REQUIRED WORK ▸ Each line containing the word "LESS" must be collected.

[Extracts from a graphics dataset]

------------------------------------------------------------

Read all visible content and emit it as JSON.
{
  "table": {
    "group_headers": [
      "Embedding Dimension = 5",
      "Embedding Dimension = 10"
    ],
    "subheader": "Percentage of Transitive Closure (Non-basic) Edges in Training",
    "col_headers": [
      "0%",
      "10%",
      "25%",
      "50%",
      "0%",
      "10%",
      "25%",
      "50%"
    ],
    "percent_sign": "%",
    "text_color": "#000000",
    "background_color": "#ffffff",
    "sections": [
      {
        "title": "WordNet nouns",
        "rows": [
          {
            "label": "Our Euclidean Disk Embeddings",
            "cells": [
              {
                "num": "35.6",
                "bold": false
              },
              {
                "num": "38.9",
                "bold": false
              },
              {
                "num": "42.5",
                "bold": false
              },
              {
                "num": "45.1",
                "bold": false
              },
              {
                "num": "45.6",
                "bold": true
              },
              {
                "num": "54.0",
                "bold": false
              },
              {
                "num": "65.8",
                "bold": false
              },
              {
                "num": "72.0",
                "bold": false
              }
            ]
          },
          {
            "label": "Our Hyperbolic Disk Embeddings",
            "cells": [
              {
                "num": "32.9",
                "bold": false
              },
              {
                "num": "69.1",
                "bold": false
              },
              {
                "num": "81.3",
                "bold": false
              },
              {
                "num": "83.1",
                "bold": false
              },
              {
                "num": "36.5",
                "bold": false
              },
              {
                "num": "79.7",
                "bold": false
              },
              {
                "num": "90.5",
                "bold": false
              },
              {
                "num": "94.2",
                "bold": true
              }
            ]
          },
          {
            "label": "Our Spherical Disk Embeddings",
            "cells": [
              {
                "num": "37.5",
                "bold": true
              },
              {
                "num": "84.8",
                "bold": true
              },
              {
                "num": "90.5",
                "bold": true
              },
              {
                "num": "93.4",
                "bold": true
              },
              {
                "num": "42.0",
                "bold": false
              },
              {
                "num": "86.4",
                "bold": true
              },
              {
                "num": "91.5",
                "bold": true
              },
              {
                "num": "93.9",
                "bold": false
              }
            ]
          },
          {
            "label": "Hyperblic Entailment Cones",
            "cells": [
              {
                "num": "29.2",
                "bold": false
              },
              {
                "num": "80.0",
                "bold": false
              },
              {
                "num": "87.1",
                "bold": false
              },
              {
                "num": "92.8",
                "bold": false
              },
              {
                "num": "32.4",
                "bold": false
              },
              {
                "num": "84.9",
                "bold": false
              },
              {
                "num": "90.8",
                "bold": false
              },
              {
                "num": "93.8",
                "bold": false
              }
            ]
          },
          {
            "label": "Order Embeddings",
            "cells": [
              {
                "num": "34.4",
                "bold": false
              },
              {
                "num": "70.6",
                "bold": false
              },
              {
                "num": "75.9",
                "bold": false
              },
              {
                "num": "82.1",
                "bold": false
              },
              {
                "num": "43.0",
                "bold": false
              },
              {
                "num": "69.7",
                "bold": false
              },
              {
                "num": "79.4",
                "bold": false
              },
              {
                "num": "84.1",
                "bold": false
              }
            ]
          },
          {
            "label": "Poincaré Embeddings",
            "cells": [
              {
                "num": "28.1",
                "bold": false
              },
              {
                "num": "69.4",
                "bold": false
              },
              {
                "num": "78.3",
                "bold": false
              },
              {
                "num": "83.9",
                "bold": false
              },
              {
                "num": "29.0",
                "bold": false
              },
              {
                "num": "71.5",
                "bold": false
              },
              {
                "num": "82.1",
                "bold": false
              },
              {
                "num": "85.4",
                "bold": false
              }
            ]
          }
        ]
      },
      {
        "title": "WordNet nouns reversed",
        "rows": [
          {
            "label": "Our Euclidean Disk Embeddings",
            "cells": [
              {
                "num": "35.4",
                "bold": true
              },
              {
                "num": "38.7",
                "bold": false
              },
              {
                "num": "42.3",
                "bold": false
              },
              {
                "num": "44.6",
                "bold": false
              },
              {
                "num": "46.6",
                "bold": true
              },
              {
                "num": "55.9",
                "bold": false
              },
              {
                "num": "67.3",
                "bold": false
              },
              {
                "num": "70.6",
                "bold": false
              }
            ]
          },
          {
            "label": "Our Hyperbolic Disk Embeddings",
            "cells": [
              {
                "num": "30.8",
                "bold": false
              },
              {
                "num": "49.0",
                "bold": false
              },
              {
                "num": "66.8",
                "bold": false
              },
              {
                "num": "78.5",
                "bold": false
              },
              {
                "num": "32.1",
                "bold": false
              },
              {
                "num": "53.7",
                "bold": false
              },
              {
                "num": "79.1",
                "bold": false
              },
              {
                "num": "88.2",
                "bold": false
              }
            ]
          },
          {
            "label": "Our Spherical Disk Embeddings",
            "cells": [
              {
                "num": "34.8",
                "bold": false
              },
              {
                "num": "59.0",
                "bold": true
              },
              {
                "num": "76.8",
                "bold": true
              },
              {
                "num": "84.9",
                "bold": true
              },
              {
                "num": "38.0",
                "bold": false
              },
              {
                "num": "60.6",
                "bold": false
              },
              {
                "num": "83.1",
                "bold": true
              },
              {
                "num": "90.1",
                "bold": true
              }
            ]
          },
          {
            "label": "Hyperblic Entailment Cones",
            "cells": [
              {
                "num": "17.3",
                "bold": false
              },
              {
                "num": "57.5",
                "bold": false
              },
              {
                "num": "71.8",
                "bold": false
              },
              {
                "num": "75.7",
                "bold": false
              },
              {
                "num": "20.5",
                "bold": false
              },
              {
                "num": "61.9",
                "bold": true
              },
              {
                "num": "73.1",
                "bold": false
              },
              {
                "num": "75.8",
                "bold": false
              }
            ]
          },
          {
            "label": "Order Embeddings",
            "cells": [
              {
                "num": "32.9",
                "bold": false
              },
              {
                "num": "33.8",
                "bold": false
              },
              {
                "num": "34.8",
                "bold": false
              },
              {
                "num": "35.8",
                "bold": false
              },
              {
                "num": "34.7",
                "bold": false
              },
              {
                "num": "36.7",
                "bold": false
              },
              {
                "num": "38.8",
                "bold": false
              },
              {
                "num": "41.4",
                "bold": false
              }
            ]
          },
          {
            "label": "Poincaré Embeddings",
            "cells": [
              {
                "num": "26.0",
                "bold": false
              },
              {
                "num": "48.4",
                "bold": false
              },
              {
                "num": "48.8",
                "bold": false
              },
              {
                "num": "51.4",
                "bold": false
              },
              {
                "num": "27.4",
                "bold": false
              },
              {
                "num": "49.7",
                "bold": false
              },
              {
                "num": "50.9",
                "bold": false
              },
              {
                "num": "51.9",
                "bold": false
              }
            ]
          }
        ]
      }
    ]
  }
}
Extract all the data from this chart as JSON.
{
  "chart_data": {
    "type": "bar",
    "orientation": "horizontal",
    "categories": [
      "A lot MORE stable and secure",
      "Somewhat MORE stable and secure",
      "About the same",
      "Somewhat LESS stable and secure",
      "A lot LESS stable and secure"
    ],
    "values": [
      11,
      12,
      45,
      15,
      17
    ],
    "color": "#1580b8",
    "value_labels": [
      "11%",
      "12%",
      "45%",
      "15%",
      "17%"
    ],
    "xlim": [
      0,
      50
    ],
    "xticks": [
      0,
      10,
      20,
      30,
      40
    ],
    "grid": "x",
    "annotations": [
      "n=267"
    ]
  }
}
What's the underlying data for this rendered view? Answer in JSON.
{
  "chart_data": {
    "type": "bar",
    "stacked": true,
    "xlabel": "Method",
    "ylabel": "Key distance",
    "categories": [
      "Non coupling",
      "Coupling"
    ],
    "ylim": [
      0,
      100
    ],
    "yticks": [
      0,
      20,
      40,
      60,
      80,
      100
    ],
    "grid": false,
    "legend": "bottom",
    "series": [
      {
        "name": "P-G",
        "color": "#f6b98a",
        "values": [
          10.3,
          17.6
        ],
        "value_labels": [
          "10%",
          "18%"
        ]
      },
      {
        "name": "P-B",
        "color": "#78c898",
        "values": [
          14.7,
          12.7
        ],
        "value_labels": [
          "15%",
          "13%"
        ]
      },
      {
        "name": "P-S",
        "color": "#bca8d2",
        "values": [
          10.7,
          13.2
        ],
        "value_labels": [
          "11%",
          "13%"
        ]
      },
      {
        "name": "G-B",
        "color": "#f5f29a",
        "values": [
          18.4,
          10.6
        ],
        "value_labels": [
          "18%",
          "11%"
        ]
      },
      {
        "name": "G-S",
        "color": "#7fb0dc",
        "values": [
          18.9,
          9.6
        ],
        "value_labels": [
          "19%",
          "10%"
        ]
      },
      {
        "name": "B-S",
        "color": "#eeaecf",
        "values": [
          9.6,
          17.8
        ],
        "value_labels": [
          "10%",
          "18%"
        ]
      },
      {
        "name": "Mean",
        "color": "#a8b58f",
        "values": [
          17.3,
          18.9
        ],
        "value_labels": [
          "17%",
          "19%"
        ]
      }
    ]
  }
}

------------------------------------------------------------

RESULT FOR THIS EXERCISE ▸
      "Somewhat LESS stable and secure",
      "A lot LESS stable and secure"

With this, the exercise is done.